**What to produce**
Copy every line of the data that contains the string "européenne".

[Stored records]
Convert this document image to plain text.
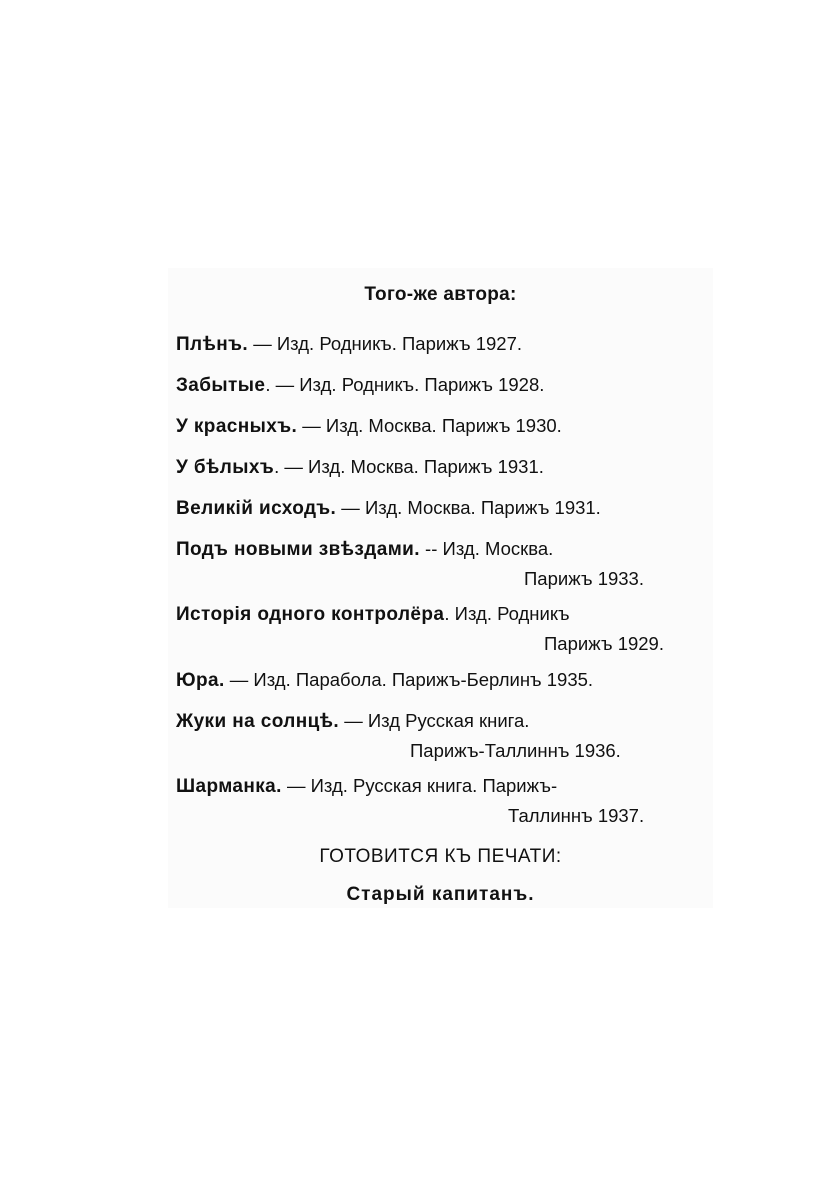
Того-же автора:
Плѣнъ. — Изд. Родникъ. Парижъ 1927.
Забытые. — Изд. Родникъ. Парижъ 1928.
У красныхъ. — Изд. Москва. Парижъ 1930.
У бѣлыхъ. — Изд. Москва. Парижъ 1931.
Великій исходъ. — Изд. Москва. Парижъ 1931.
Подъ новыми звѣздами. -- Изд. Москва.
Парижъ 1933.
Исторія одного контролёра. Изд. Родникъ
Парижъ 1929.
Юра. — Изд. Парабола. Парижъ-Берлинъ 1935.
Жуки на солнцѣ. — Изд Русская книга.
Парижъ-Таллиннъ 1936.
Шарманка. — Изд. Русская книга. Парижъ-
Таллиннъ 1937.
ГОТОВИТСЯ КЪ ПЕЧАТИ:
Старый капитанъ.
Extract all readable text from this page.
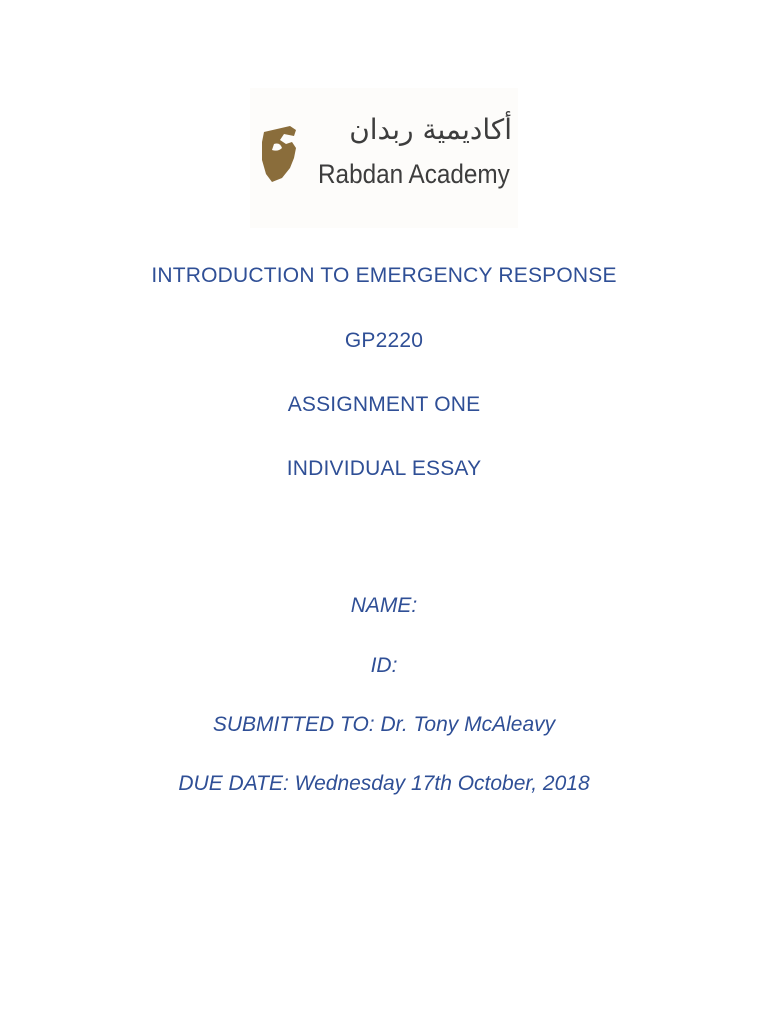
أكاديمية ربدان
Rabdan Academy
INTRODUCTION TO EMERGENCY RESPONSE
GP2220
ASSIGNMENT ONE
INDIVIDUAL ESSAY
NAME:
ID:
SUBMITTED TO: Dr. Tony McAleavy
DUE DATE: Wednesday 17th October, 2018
* * *
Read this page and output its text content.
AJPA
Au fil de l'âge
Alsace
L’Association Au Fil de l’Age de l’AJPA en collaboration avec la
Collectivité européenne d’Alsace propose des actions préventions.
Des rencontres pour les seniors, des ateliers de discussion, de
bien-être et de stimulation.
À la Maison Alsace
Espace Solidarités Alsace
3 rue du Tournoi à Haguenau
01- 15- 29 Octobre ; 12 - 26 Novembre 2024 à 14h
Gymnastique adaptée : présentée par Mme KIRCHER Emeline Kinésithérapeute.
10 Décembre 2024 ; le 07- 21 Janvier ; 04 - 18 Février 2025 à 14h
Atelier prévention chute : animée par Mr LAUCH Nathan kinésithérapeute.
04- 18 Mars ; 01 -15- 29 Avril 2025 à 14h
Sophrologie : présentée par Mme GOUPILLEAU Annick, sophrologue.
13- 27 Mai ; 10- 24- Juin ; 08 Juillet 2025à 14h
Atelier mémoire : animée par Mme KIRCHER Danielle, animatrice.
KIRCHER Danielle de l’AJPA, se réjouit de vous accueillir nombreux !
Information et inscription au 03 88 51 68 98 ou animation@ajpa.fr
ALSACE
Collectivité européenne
* * *
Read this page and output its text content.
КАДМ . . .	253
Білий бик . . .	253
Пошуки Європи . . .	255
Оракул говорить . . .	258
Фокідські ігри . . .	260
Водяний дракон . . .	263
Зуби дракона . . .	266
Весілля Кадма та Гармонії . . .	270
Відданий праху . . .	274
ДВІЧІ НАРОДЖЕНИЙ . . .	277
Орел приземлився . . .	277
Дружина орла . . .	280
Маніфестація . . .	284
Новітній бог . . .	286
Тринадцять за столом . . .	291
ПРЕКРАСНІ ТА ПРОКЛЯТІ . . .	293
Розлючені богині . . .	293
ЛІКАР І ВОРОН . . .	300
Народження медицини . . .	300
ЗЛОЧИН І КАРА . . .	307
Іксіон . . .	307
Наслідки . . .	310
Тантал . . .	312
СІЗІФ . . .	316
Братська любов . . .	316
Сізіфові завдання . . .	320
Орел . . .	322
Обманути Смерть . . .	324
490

**Output of the exercise**
Collectivité européenne d’Alsace propose des actions préventions.
Collectivité européenne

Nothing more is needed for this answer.